> _Task goal_
Below are the entries; count the lines in them that contain the word "name" and give only the number.

> _Exercise materials_
- - - - - - -

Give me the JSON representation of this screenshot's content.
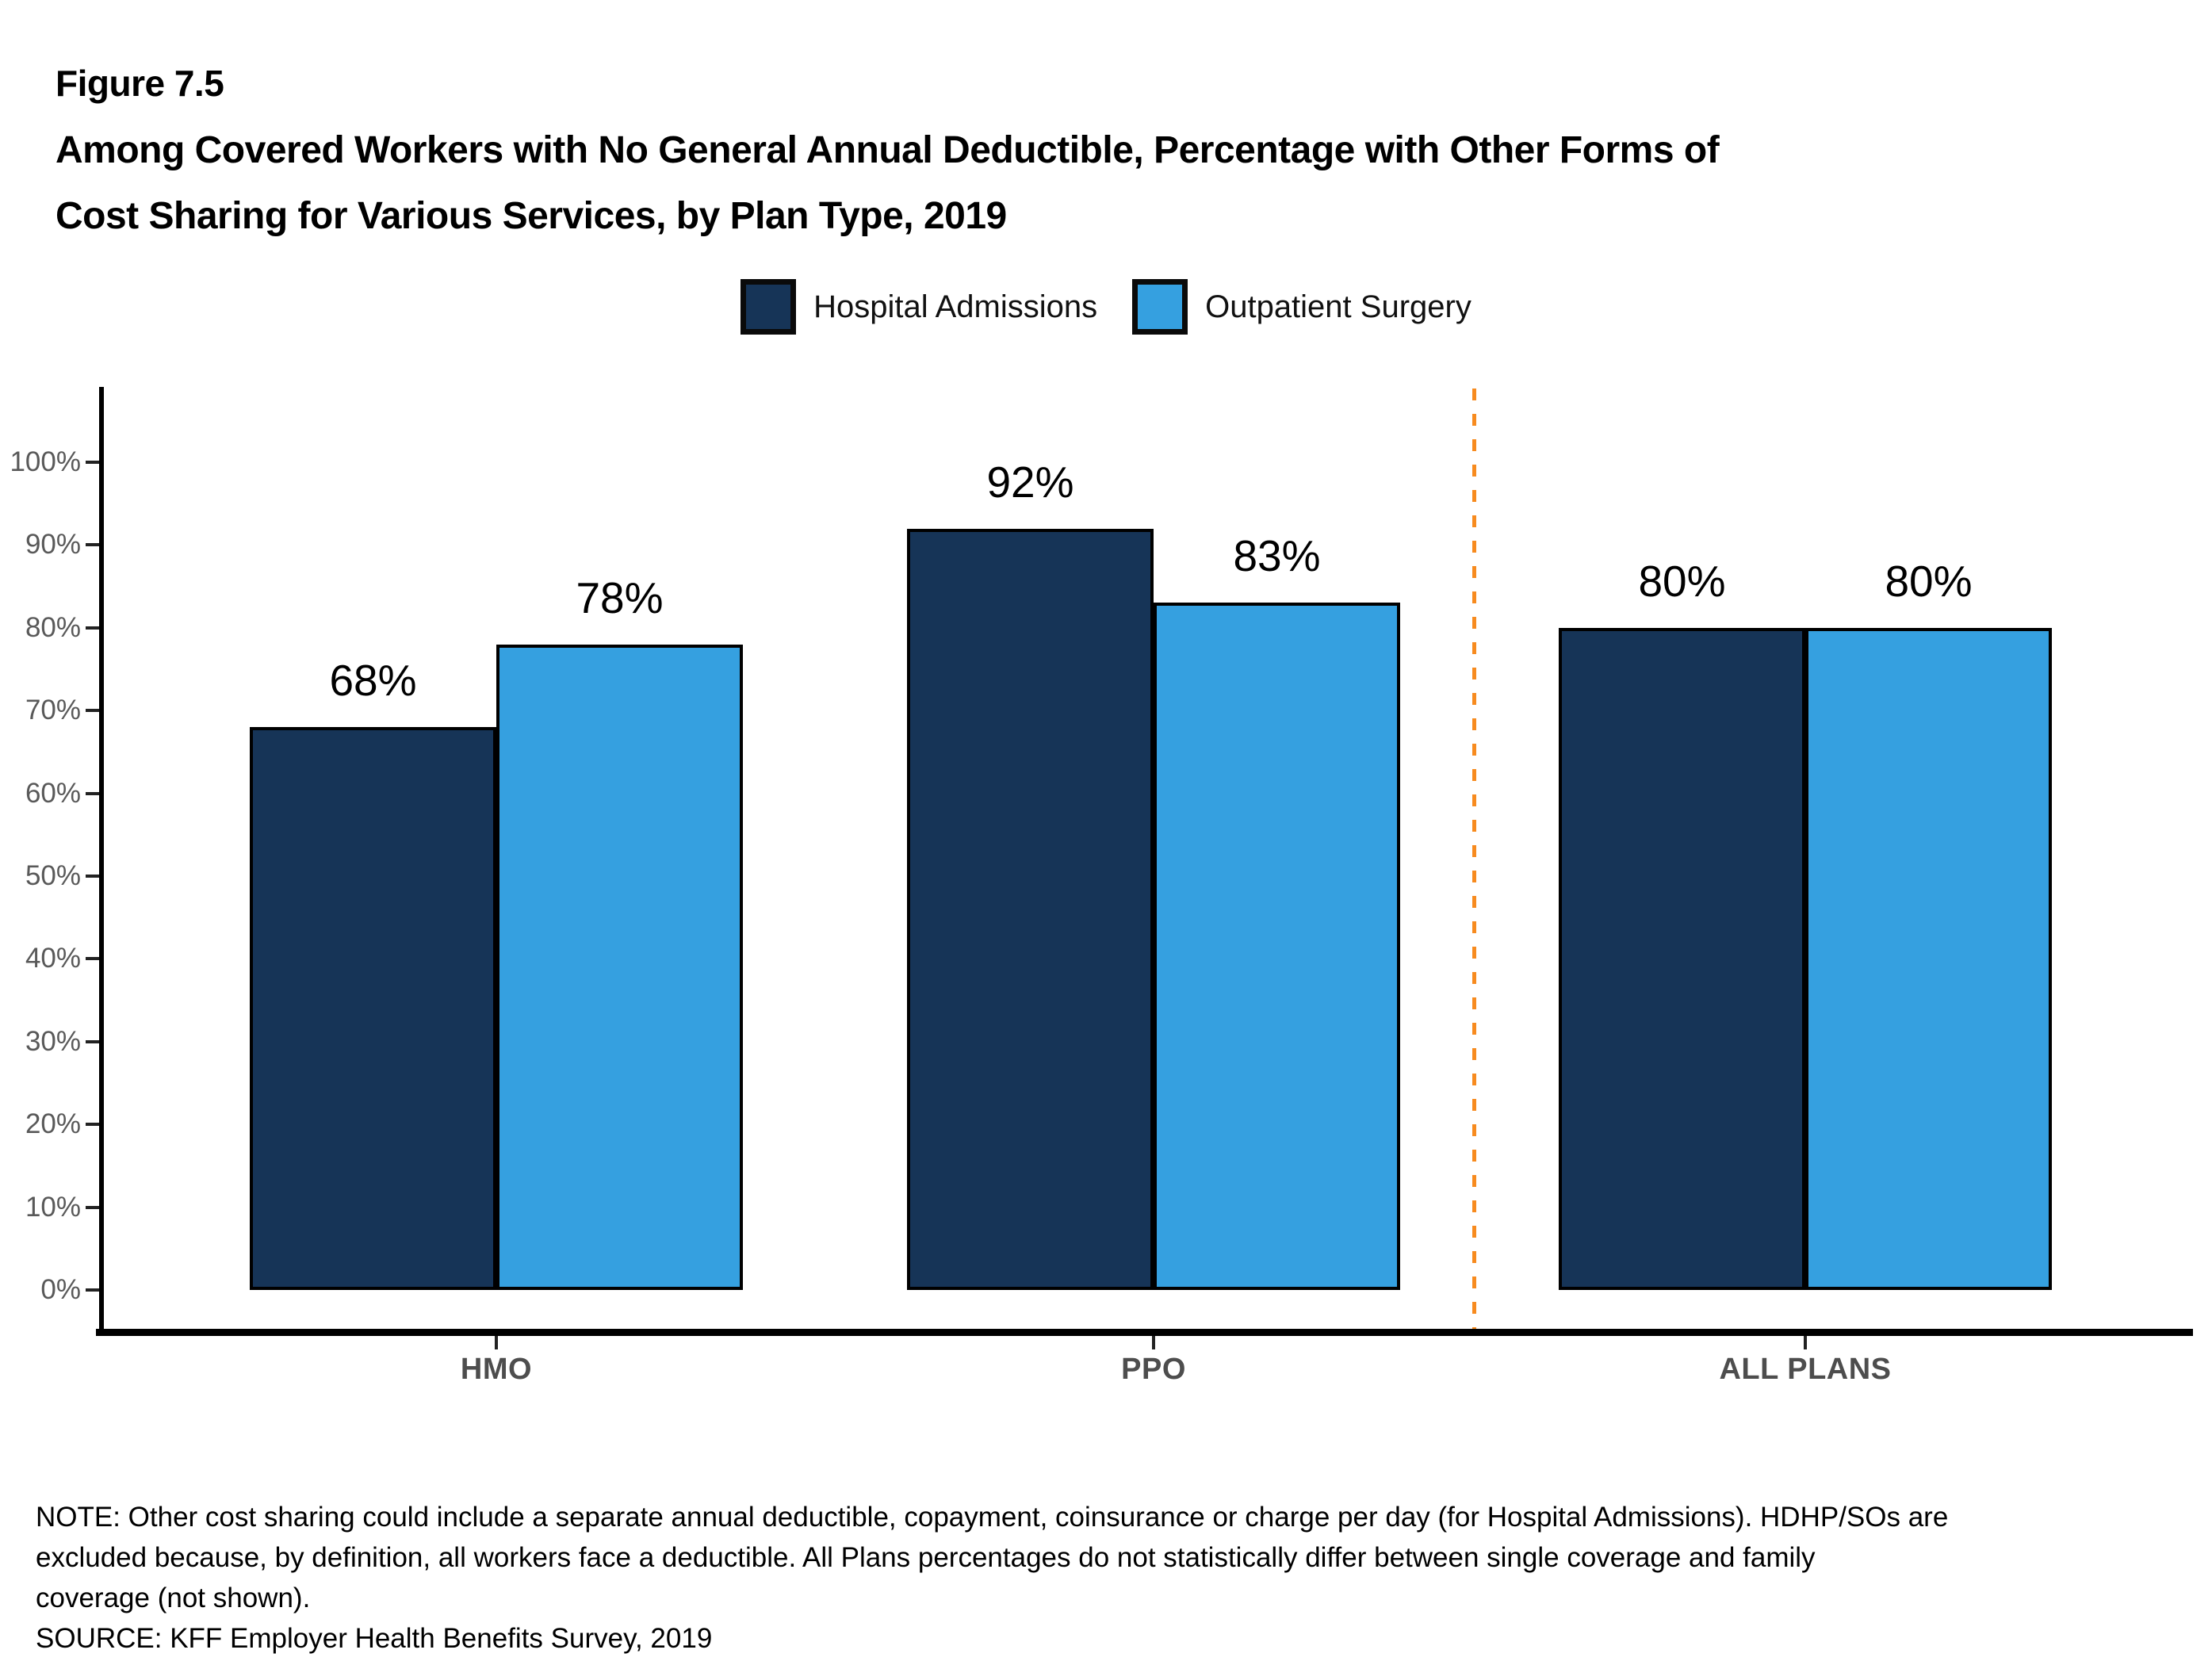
{
  "figure": {
    "label": "Figure 7.5",
    "title_line1": "Among Covered Workers with No General Annual Deductible, Percentage with Other Forms of",
    "title_line2": "Cost Sharing for Various Services, by Plan Type, 2019"
  },
  "legend": [
    {
      "label": "Hospital Admissions",
      "color": "#163457"
    },
    {
      "label": "Outpatient Surgery",
      "color": "#35A0E0"
    }
  ],
  "chart_data": {
    "type": "bar",
    "title": "Among Covered Workers with No General Annual Deductible, Percentage with Other Forms of Cost Sharing for Various Services, by Plan Type, 2019",
    "categories": [
      "HMO",
      "PPO",
      "ALL PLANS"
    ],
    "series": [
      {
        "name": "Hospital Admissions",
        "color": "#163457",
        "values": [
          68,
          92,
          80
        ]
      },
      {
        "name": "Outpatient Surgery",
        "color": "#35A0E0",
        "values": [
          78,
          83,
          80
        ]
      }
    ],
    "value_label_suffix": "%",
    "xlabel": "",
    "ylabel": "",
    "y_axis": {
      "min": 0,
      "max": 100,
      "step": 10,
      "tick_suffix": "%"
    },
    "y_tick_labels": [
      "0%",
      "10%",
      "20%",
      "30%",
      "40%",
      "50%",
      "60%",
      "70%",
      "80%",
      "90%",
      "100%"
    ],
    "grid": false,
    "legend_position": "top",
    "separator": {
      "between": [
        "PPO",
        "ALL PLANS"
      ],
      "style": "dashed",
      "color": "#F78B1F"
    },
    "colors": {
      "axis_line": "#000000",
      "tick_mark": "#222222",
      "y_tick_label": "#595959",
      "category_label": "#4D4D4D",
      "bar_border": "#000000"
    }
  },
  "notes": {
    "line1": "NOTE: Other cost sharing could include a separate annual deductible, copayment, coinsurance or charge per day (for Hospital Admissions). HDHP/SOs are",
    "line2": "excluded because, by definition, all workers face a deductible. All Plans percentages do not statistically differ between single coverage and family",
    "line3": "coverage (not shown).",
    "source": "SOURCE: KFF Employer Health Benefits Survey, 2019"
  }
}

- - - - - - -

> _Full output_
2